— WHAT YOU SHOULD DO —
Extract each line holding the word "peper" from the entries.

-=-=-

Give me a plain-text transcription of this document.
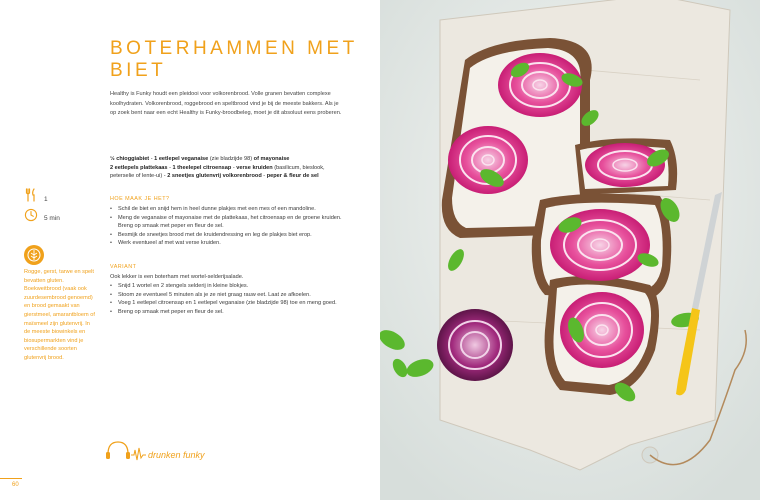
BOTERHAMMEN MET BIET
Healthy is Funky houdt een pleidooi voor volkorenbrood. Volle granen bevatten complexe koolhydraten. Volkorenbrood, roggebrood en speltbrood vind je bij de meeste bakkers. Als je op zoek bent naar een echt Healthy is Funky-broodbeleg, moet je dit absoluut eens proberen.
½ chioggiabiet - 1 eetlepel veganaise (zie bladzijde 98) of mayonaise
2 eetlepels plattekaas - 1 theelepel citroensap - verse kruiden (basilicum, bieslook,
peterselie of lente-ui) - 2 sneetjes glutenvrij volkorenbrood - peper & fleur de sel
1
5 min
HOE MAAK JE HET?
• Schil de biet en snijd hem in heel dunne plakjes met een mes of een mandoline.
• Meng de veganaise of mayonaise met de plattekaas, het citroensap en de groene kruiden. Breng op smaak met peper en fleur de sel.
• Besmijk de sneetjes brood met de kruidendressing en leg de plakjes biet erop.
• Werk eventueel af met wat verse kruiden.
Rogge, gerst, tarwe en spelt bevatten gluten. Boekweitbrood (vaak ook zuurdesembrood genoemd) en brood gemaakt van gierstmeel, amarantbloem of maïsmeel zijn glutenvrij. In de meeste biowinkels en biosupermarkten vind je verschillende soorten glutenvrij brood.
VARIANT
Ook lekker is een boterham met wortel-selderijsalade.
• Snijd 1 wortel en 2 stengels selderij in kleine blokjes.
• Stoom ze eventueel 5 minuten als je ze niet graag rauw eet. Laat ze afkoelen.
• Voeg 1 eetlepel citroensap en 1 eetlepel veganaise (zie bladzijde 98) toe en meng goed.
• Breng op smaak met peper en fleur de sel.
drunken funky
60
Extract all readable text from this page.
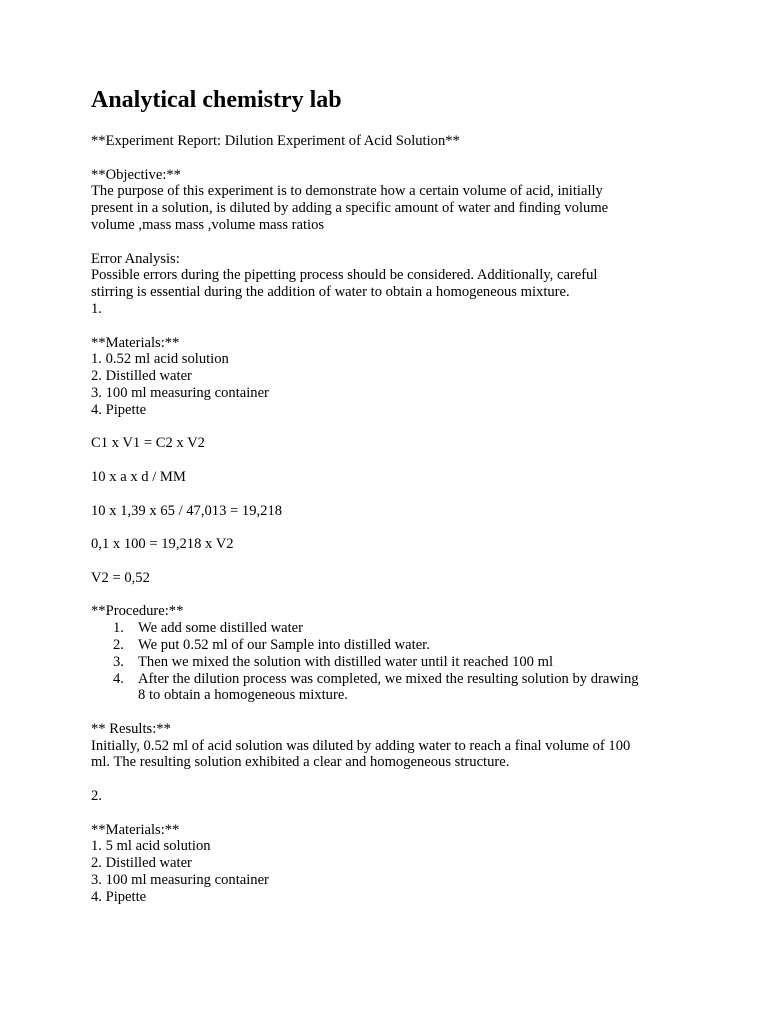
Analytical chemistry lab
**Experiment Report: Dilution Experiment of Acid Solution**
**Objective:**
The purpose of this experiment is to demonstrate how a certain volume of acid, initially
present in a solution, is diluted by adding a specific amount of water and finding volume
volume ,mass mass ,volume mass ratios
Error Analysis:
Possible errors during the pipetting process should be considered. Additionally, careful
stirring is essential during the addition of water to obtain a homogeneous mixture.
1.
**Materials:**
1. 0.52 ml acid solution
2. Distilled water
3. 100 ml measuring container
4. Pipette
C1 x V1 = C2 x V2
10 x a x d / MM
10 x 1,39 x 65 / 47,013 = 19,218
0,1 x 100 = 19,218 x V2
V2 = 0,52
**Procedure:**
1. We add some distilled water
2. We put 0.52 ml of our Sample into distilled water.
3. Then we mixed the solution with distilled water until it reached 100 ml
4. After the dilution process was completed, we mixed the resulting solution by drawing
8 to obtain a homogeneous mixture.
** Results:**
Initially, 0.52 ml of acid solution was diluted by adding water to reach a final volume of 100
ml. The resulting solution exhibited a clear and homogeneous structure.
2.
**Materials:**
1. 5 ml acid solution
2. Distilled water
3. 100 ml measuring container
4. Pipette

-=-=-

— SOLUTION BELOW —
peterselie of lente-ui) - 2 sneetjes glutenvrij volkorenbrood - peper & fleur de sel
• Meng de veganaise of mayonaise met de plattekaas, het citroensap en de groene kruiden. Breng op smaak met peper en fleur de sel.
• Breng op smaak met peper en fleur de sel.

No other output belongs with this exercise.